▸ **What the task requires**
Write out each line that follows exactly as it stands, without the pictures.

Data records
──────────

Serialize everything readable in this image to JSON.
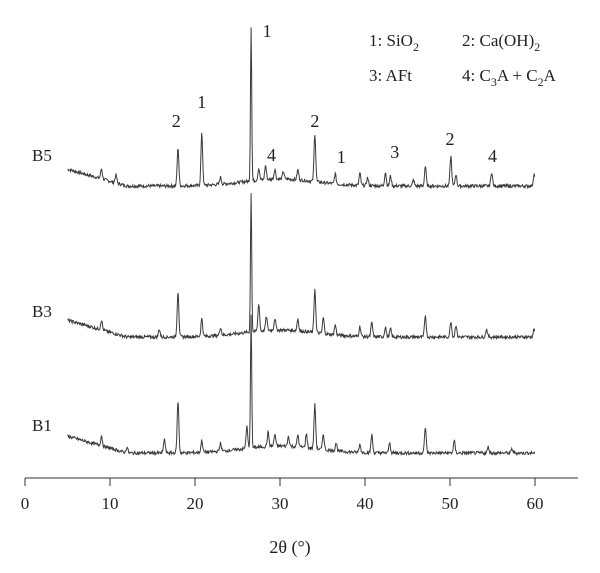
{
  "chart_data": {
    "type": "line",
    "title": "",
    "xlabel": "2θ (°)",
    "ylabel": "",
    "xlim": [
      0,
      65
    ],
    "x_ticks": [
      0,
      10,
      20,
      30,
      40,
      50,
      60
    ],
    "x_tick_labels": [
      "0",
      "10",
      "20",
      "30",
      "40",
      "50",
      "60"
    ],
    "y_ticks_shown": false,
    "grid": false,
    "legend_position": "top-right",
    "legend": [
      {
        "key": "1",
        "label": "SiO",
        "sub": "2"
      },
      {
        "key": "2",
        "label": "Ca(OH)",
        "sub": "2"
      },
      {
        "key": "3",
        "label": "AFt",
        "sub": ""
      },
      {
        "key": "4",
        "label": "C",
        "sub": "3",
        "label2": "A + C",
        "sub2": "2",
        "label3": "A"
      }
    ],
    "legend_text": [
      "1: SiO2",
      "2: Ca(OH)2",
      "3: AFt",
      "4: C3A + C2A"
    ],
    "series": [
      {
        "name": "B5",
        "x_range": [
          5,
          60
        ],
        "peaks": [
          [
            9.0,
            10
          ],
          [
            10.7,
            8
          ],
          [
            18.0,
            38
          ],
          [
            20.8,
            52
          ],
          [
            23.0,
            7
          ],
          [
            26.6,
            155
          ],
          [
            27.5,
            12
          ],
          [
            28.3,
            14
          ],
          [
            29.4,
            10
          ],
          [
            30.4,
            8
          ],
          [
            32.1,
            10
          ],
          [
            34.1,
            48
          ],
          [
            36.5,
            10
          ],
          [
            39.4,
            12
          ],
          [
            40.3,
            8
          ],
          [
            42.4,
            14
          ],
          [
            43.0,
            10
          ],
          [
            45.7,
            6
          ],
          [
            47.1,
            20
          ],
          [
            50.1,
            30
          ],
          [
            50.7,
            12
          ],
          [
            54.9,
            14
          ],
          [
            59.9,
            12
          ]
        ]
      },
      {
        "name": "B3",
        "x_range": [
          5,
          60
        ],
        "peaks": [
          [
            9.0,
            10
          ],
          [
            15.8,
            8
          ],
          [
            18.0,
            46
          ],
          [
            20.8,
            18
          ],
          [
            23.0,
            8
          ],
          [
            26.6,
            140
          ],
          [
            27.5,
            28
          ],
          [
            28.4,
            14
          ],
          [
            29.4,
            12
          ],
          [
            32.1,
            12
          ],
          [
            34.1,
            44
          ],
          [
            35.1,
            16
          ],
          [
            36.5,
            10
          ],
          [
            39.4,
            10
          ],
          [
            40.8,
            14
          ],
          [
            42.4,
            10
          ],
          [
            43.0,
            8
          ],
          [
            47.1,
            22
          ],
          [
            50.1,
            16
          ],
          [
            50.7,
            12
          ],
          [
            54.3,
            8
          ],
          [
            59.9,
            8
          ]
        ]
      },
      {
        "name": "B1",
        "x_range": [
          5,
          60
        ],
        "peaks": [
          [
            9.0,
            10
          ],
          [
            12.0,
            6
          ],
          [
            16.4,
            14
          ],
          [
            18.0,
            52
          ],
          [
            20.8,
            12
          ],
          [
            23.0,
            8
          ],
          [
            26.1,
            22
          ],
          [
            26.6,
            134
          ],
          [
            28.6,
            14
          ],
          [
            29.4,
            12
          ],
          [
            31.0,
            10
          ],
          [
            32.1,
            12
          ],
          [
            33.1,
            14
          ],
          [
            34.1,
            44
          ],
          [
            35.1,
            16
          ],
          [
            36.6,
            8
          ],
          [
            39.4,
            8
          ],
          [
            40.8,
            18
          ],
          [
            42.9,
            10
          ],
          [
            47.1,
            26
          ],
          [
            50.5,
            12
          ],
          [
            54.5,
            6
          ],
          [
            57.3,
            4
          ]
        ]
      }
    ],
    "peak_labels": [
      {
        "text": "2",
        "x": 17.8,
        "series": "B5"
      },
      {
        "text": "1",
        "x": 20.8,
        "series": "B5"
      },
      {
        "text": "1",
        "x": 28.0,
        "series": "B5",
        "position": "top"
      },
      {
        "text": "4",
        "x": 29.0,
        "series": "B5"
      },
      {
        "text": "2",
        "x": 34.1,
        "series": "B5"
      },
      {
        "text": "1",
        "x": 37.2,
        "series": "B5"
      },
      {
        "text": "3",
        "x": 43.5,
        "series": "B5"
      },
      {
        "text": "2",
        "x": 50.0,
        "series": "B5"
      },
      {
        "text": "4",
        "x": 55.0,
        "series": "B5"
      }
    ]
  }
}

──────────

▸ **Task response**
Serialize everything readable in this image to JSON.
{
  "chart_data": {
    "type": "line",
    "title": "",
    "xlabel": "2θ (°)",
    "ylabel": "",
    "xlim": [
      0,
      65
    ],
    "x_ticks": [
      0,
      10,
      20,
      30,
      40,
      50,
      60
    ],
    "x_tick_labels": [
      "0",
      "10",
      "20",
      "30",
      "40",
      "50",
      "60"
    ],
    "y_ticks_shown": false,
    "grid": false,
    "legend_position": "top-right",
    "legend": [
      {
        "key": "1",
        "label": "SiO",
        "sub": "2"
      },
      {
        "key": "2",
        "label": "Ca(OH)",
        "sub": "2"
      },
      {
        "key": "3",
        "label": "AFt",
        "sub": ""
      },
      {
        "key": "4",
        "label": "C",
        "sub": "3",
        "label2": "A + C",
        "sub2": "2",
        "label3": "A"
      }
    ],
    "legend_text": [
      "1: SiO2",
      "2: Ca(OH)2",
      "3: AFt",
      "4: C3A + C2A"
    ],
    "series": [
      {
        "name": "B5",
        "x_range": [
          5,
          60
        ],
        "peaks": [
          [
            9.0,
            10
          ],
          [
            10.7,
            8
          ],
          [
            18.0,
            38
          ],
          [
            20.8,
            52
          ],
          [
            23.0,
            7
          ],
          [
            26.6,
            155
          ],
          [
            27.5,
            12
          ],
          [
            28.3,
            14
          ],
          [
            29.4,
            10
          ],
          [
            30.4,
            8
          ],
          [
            32.1,
            10
          ],
          [
            34.1,
            48
          ],
          [
            36.5,
            10
          ],
          [
            39.4,
            12
          ],
          [
            40.3,
            8
          ],
          [
            42.4,
            14
          ],
          [
            43.0,
            10
          ],
          [
            45.7,
            6
          ],
          [
            47.1,
            20
          ],
          [
            50.1,
            30
          ],
          [
            50.7,
            12
          ],
          [
            54.9,
            14
          ],
          [
            59.9,
            12
          ]
        ]
      },
      {
        "name": "B3",
        "x_range": [
          5,
          60
        ],
        "peaks": [
          [
            9.0,
            10
          ],
          [
            15.8,
            8
          ],
          [
            18.0,
            46
          ],
          [
            20.8,
            18
          ],
          [
            23.0,
            8
          ],
          [
            26.6,
            140
          ],
          [
            27.5,
            28
          ],
          [
            28.4,
            14
          ],
          [
            29.4,
            12
          ],
          [
            32.1,
            12
          ],
          [
            34.1,
            44
          ],
          [
            35.1,
            16
          ],
          [
            36.5,
            10
          ],
          [
            39.4,
            10
          ],
          [
            40.8,
            14
          ],
          [
            42.4,
            10
          ],
          [
            43.0,
            8
          ],
          [
            47.1,
            22
          ],
          [
            50.1,
            16
          ],
          [
            50.7,
            12
          ],
          [
            54.3,
            8
          ],
          [
            59.9,
            8
          ]
        ]
      },
      {
        "name": "B1",
        "x_range": [
          5,
          60
        ],
        "peaks": [
          [
            9.0,
            10
          ],
          [
            12.0,
            6
          ],
          [
            16.4,
            14
          ],
          [
            18.0,
            52
          ],
          [
            20.8,
            12
          ],
          [
            23.0,
            8
          ],
          [
            26.1,
            22
          ],
          [
            26.6,
            134
          ],
          [
            28.6,
            14
          ],
          [
            29.4,
            12
          ],
          [
            31.0,
            10
          ],
          [
            32.1,
            12
          ],
          [
            33.1,
            14
          ],
          [
            34.1,
            44
          ],
          [
            35.1,
            16
          ],
          [
            36.6,
            8
          ],
          [
            39.4,
            8
          ],
          [
            40.8,
            18
          ],
          [
            42.9,
            10
          ],
          [
            47.1,
            26
          ],
          [
            50.5,
            12
          ],
          [
            54.5,
            6
          ],
          [
            57.3,
            4
          ]
        ]
      }
    ],
    "peak_labels": [
      {
        "text": "2",
        "x": 17.8,
        "series": "B5"
      },
      {
        "text": "1",
        "x": 20.8,
        "series": "B5"
      },
      {
        "text": "1",
        "x": 28.0,
        "series": "B5",
        "position": "top"
      },
      {
        "text": "4",
        "x": 29.0,
        "series": "B5"
      },
      {
        "text": "2",
        "x": 34.1,
        "series": "B5"
      },
      {
        "text": "1",
        "x": 37.2,
        "series": "B5"
      },
      {
        "text": "3",
        "x": 43.5,
        "series": "B5"
      },
      {
        "text": "2",
        "x": 50.0,
        "series": "B5"
      },
      {
        "text": "4",
        "x": 55.0,
        "series": "B5"
      }
    ]
  }
}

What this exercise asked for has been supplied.